• [What this task involves] Quote every line of the data below as it stands, omitting pictures.

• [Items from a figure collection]
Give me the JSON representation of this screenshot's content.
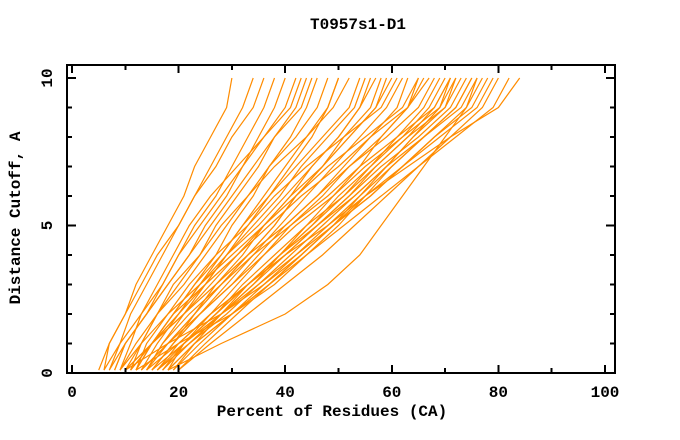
{
  "window": {
    "background": "#FFFFFF"
  },
  "chart_data": {
    "type": "line",
    "title": "T0957s1-D1",
    "xlabel": "Percent of Residues (CA)",
    "ylabel": "Distance Cutoff, A",
    "xlim": [
      0,
      100
    ],
    "ylim": [
      0,
      10
    ],
    "x_major_ticks": [
      0,
      20,
      40,
      60,
      80,
      100
    ],
    "x_minor_ticks": [
      10,
      30,
      50,
      70,
      90
    ],
    "y_major_ticks": [
      0,
      5,
      10
    ],
    "y_minor_ticks": [
      1,
      2,
      3,
      4,
      6,
      7,
      8,
      9
    ],
    "grid": false,
    "legend_position": "none",
    "curve_color": "#FF8C00",
    "axis_color": "#000000",
    "cutoffs": [
      0.1,
      1,
      2,
      3,
      4,
      5,
      6,
      7,
      8,
      9,
      10
    ],
    "series": [
      [
        5,
        7,
        10,
        12,
        15,
        18,
        21,
        23,
        26,
        29,
        30
      ],
      [
        6,
        7,
        10,
        13,
        16,
        20,
        23,
        27,
        30,
        34,
        36
      ],
      [
        7,
        10,
        14,
        18,
        22,
        25,
        29,
        32,
        35,
        38,
        40
      ],
      [
        8,
        10,
        14,
        18,
        22,
        26,
        30,
        34,
        38,
        43,
        45
      ],
      [
        9,
        12,
        16,
        21,
        25,
        29,
        33,
        37,
        42,
        46,
        48
      ],
      [
        10,
        15,
        21,
        25,
        29,
        33,
        37,
        41,
        45,
        48,
        50
      ],
      [
        11,
        13,
        16,
        19,
        24,
        28,
        33,
        38,
        44,
        49,
        52
      ],
      [
        12,
        15,
        20,
        25,
        29,
        34,
        39,
        43,
        48,
        53,
        55
      ],
      [
        13,
        18,
        23,
        28,
        33,
        38,
        42,
        47,
        51,
        56,
        58
      ],
      [
        14,
        17,
        21,
        26,
        31,
        36,
        41,
        47,
        52,
        57,
        60
      ],
      [
        15,
        19,
        24,
        29,
        34,
        39,
        44,
        49,
        54,
        59,
        62
      ],
      [
        16,
        22,
        28,
        33,
        39,
        44,
        49,
        54,
        58,
        63,
        65
      ],
      [
        12,
        15,
        19,
        25,
        31,
        37,
        43,
        50,
        56,
        63,
        67
      ],
      [
        10,
        15,
        21,
        27,
        33,
        40,
        46,
        52,
        59,
        65,
        68
      ],
      [
        14,
        20,
        26,
        33,
        39,
        45,
        51,
        56,
        62,
        67,
        70
      ],
      [
        15,
        19,
        24,
        30,
        36,
        42,
        49,
        55,
        62,
        69,
        72
      ],
      [
        16,
        21,
        27,
        33,
        39,
        46,
        52,
        58,
        65,
        71,
        74
      ],
      [
        18,
        23,
        30,
        36,
        42,
        48,
        54,
        60,
        66,
        72,
        75
      ],
      [
        17,
        21,
        27,
        33,
        40,
        46,
        53,
        59,
        66,
        73,
        76
      ],
      [
        19,
        24,
        30,
        37,
        43,
        49,
        56,
        62,
        68,
        75,
        78
      ],
      [
        20,
        26,
        33,
        40,
        47,
        53,
        59,
        65,
        71,
        77,
        80
      ],
      [
        18,
        23,
        30,
        37,
        44,
        51,
        58,
        65,
        72,
        79,
        82
      ],
      [
        16,
        20,
        26,
        33,
        40,
        48,
        55,
        63,
        71,
        80,
        84
      ],
      [
        8,
        10,
        14,
        17,
        20,
        23,
        27,
        30,
        33,
        36,
        38
      ],
      [
        9,
        11,
        13,
        17,
        20,
        24,
        28,
        32,
        36,
        40,
        42
      ],
      [
        11,
        15,
        19,
        23,
        27,
        30,
        34,
        37,
        41,
        44,
        46
      ],
      [
        13,
        16,
        20,
        24,
        28,
        32,
        36,
        40,
        44,
        48,
        50
      ],
      [
        12,
        15,
        19,
        23,
        28,
        32,
        37,
        42,
        47,
        52,
        54
      ],
      [
        14,
        18,
        23,
        27,
        32,
        36,
        41,
        45,
        50,
        54,
        56
      ],
      [
        15,
        19,
        23,
        28,
        33,
        38,
        42,
        47,
        52,
        57,
        59
      ],
      [
        13,
        18,
        24,
        30,
        35,
        40,
        46,
        51,
        56,
        61,
        63
      ],
      [
        17,
        21,
        26,
        31,
        36,
        41,
        47,
        52,
        58,
        63,
        66
      ],
      [
        19,
        23,
        28,
        34,
        39,
        45,
        50,
        56,
        61,
        66,
        69
      ],
      [
        16,
        22,
        28,
        34,
        40,
        46,
        52,
        57,
        63,
        68,
        71
      ],
      [
        18,
        21,
        27,
        32,
        38,
        44,
        51,
        57,
        63,
        70,
        73
      ],
      [
        20,
        25,
        31,
        37,
        43,
        49,
        55,
        62,
        68,
        74,
        77
      ],
      [
        10,
        13,
        16,
        20,
        24,
        27,
        31,
        35,
        38,
        42,
        44
      ],
      [
        7,
        9,
        11,
        14,
        17,
        20,
        23,
        26,
        29,
        32,
        34
      ],
      [
        11,
        15,
        20,
        24,
        29,
        35,
        40,
        45,
        50,
        54,
        57
      ],
      [
        15,
        21,
        28,
        35,
        42,
        49,
        56,
        62,
        69,
        76,
        79
      ],
      [
        6,
        9,
        13,
        16,
        19,
        22,
        26,
        31,
        36,
        41,
        43
      ],
      [
        12,
        14,
        18,
        22,
        27,
        33,
        38,
        44,
        51,
        58,
        61
      ],
      [
        17,
        22,
        29,
        35,
        41,
        47,
        53,
        59,
        64,
        70,
        72
      ],
      [
        9,
        13,
        18,
        24,
        30,
        36,
        42,
        48,
        55,
        62,
        65
      ],
      [
        14,
        17,
        22,
        28,
        34,
        41,
        48,
        54,
        61,
        68,
        71
      ],
      [
        12,
        20,
        30,
        38,
        44,
        50,
        55,
        60,
        66,
        72,
        75
      ],
      [
        10,
        18,
        28,
        36,
        43,
        49,
        54,
        59,
        64,
        69,
        71
      ],
      [
        18,
        28,
        40,
        48,
        54,
        58,
        62,
        66,
        70,
        74,
        76
      ]
    ]
  }
}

• [Final result]
Give me the JSON representation of this screenshot's content.
{
  "window": {
    "background": "#FFFFFF"
  },
  "chart_data": {
    "type": "line",
    "title": "T0957s1-D1",
    "xlabel": "Percent of Residues (CA)",
    "ylabel": "Distance Cutoff, A",
    "xlim": [
      0,
      100
    ],
    "ylim": [
      0,
      10
    ],
    "x_major_ticks": [
      0,
      20,
      40,
      60,
      80,
      100
    ],
    "x_minor_ticks": [
      10,
      30,
      50,
      70,
      90
    ],
    "y_major_ticks": [
      0,
      5,
      10
    ],
    "y_minor_ticks": [
      1,
      2,
      3,
      4,
      6,
      7,
      8,
      9
    ],
    "grid": false,
    "legend_position": "none",
    "curve_color": "#FF8C00",
    "axis_color": "#000000",
    "cutoffs": [
      0.1,
      1,
      2,
      3,
      4,
      5,
      6,
      7,
      8,
      9,
      10
    ],
    "series": [
      [
        5,
        7,
        10,
        12,
        15,
        18,
        21,
        23,
        26,
        29,
        30
      ],
      [
        6,
        7,
        10,
        13,
        16,
        20,
        23,
        27,
        30,
        34,
        36
      ],
      [
        7,
        10,
        14,
        18,
        22,
        25,
        29,
        32,
        35,
        38,
        40
      ],
      [
        8,
        10,
        14,
        18,
        22,
        26,
        30,
        34,
        38,
        43,
        45
      ],
      [
        9,
        12,
        16,
        21,
        25,
        29,
        33,
        37,
        42,
        46,
        48
      ],
      [
        10,
        15,
        21,
        25,
        29,
        33,
        37,
        41,
        45,
        48,
        50
      ],
      [
        11,
        13,
        16,
        19,
        24,
        28,
        33,
        38,
        44,
        49,
        52
      ],
      [
        12,
        15,
        20,
        25,
        29,
        34,
        39,
        43,
        48,
        53,
        55
      ],
      [
        13,
        18,
        23,
        28,
        33,
        38,
        42,
        47,
        51,
        56,
        58
      ],
      [
        14,
        17,
        21,
        26,
        31,
        36,
        41,
        47,
        52,
        57,
        60
      ],
      [
        15,
        19,
        24,
        29,
        34,
        39,
        44,
        49,
        54,
        59,
        62
      ],
      [
        16,
        22,
        28,
        33,
        39,
        44,
        49,
        54,
        58,
        63,
        65
      ],
      [
        12,
        15,
        19,
        25,
        31,
        37,
        43,
        50,
        56,
        63,
        67
      ],
      [
        10,
        15,
        21,
        27,
        33,
        40,
        46,
        52,
        59,
        65,
        68
      ],
      [
        14,
        20,
        26,
        33,
        39,
        45,
        51,
        56,
        62,
        67,
        70
      ],
      [
        15,
        19,
        24,
        30,
        36,
        42,
        49,
        55,
        62,
        69,
        72
      ],
      [
        16,
        21,
        27,
        33,
        39,
        46,
        52,
        58,
        65,
        71,
        74
      ],
      [
        18,
        23,
        30,
        36,
        42,
        48,
        54,
        60,
        66,
        72,
        75
      ],
      [
        17,
        21,
        27,
        33,
        40,
        46,
        53,
        59,
        66,
        73,
        76
      ],
      [
        19,
        24,
        30,
        37,
        43,
        49,
        56,
        62,
        68,
        75,
        78
      ],
      [
        20,
        26,
        33,
        40,
        47,
        53,
        59,
        65,
        71,
        77,
        80
      ],
      [
        18,
        23,
        30,
        37,
        44,
        51,
        58,
        65,
        72,
        79,
        82
      ],
      [
        16,
        20,
        26,
        33,
        40,
        48,
        55,
        63,
        71,
        80,
        84
      ],
      [
        8,
        10,
        14,
        17,
        20,
        23,
        27,
        30,
        33,
        36,
        38
      ],
      [
        9,
        11,
        13,
        17,
        20,
        24,
        28,
        32,
        36,
        40,
        42
      ],
      [
        11,
        15,
        19,
        23,
        27,
        30,
        34,
        37,
        41,
        44,
        46
      ],
      [
        13,
        16,
        20,
        24,
        28,
        32,
        36,
        40,
        44,
        48,
        50
      ],
      [
        12,
        15,
        19,
        23,
        28,
        32,
        37,
        42,
        47,
        52,
        54
      ],
      [
        14,
        18,
        23,
        27,
        32,
        36,
        41,
        45,
        50,
        54,
        56
      ],
      [
        15,
        19,
        23,
        28,
        33,
        38,
        42,
        47,
        52,
        57,
        59
      ],
      [
        13,
        18,
        24,
        30,
        35,
        40,
        46,
        51,
        56,
        61,
        63
      ],
      [
        17,
        21,
        26,
        31,
        36,
        41,
        47,
        52,
        58,
        63,
        66
      ],
      [
        19,
        23,
        28,
        34,
        39,
        45,
        50,
        56,
        61,
        66,
        69
      ],
      [
        16,
        22,
        28,
        34,
        40,
        46,
        52,
        57,
        63,
        68,
        71
      ],
      [
        18,
        21,
        27,
        32,
        38,
        44,
        51,
        57,
        63,
        70,
        73
      ],
      [
        20,
        25,
        31,
        37,
        43,
        49,
        55,
        62,
        68,
        74,
        77
      ],
      [
        10,
        13,
        16,
        20,
        24,
        27,
        31,
        35,
        38,
        42,
        44
      ],
      [
        7,
        9,
        11,
        14,
        17,
        20,
        23,
        26,
        29,
        32,
        34
      ],
      [
        11,
        15,
        20,
        24,
        29,
        35,
        40,
        45,
        50,
        54,
        57
      ],
      [
        15,
        21,
        28,
        35,
        42,
        49,
        56,
        62,
        69,
        76,
        79
      ],
      [
        6,
        9,
        13,
        16,
        19,
        22,
        26,
        31,
        36,
        41,
        43
      ],
      [
        12,
        14,
        18,
        22,
        27,
        33,
        38,
        44,
        51,
        58,
        61
      ],
      [
        17,
        22,
        29,
        35,
        41,
        47,
        53,
        59,
        64,
        70,
        72
      ],
      [
        9,
        13,
        18,
        24,
        30,
        36,
        42,
        48,
        55,
        62,
        65
      ],
      [
        14,
        17,
        22,
        28,
        34,
        41,
        48,
        54,
        61,
        68,
        71
      ],
      [
        12,
        20,
        30,
        38,
        44,
        50,
        55,
        60,
        66,
        72,
        75
      ],
      [
        10,
        18,
        28,
        36,
        43,
        49,
        54,
        59,
        64,
        69,
        71
      ],
      [
        18,
        28,
        40,
        48,
        54,
        58,
        62,
        66,
        70,
        74,
        76
      ]
    ]
  }
}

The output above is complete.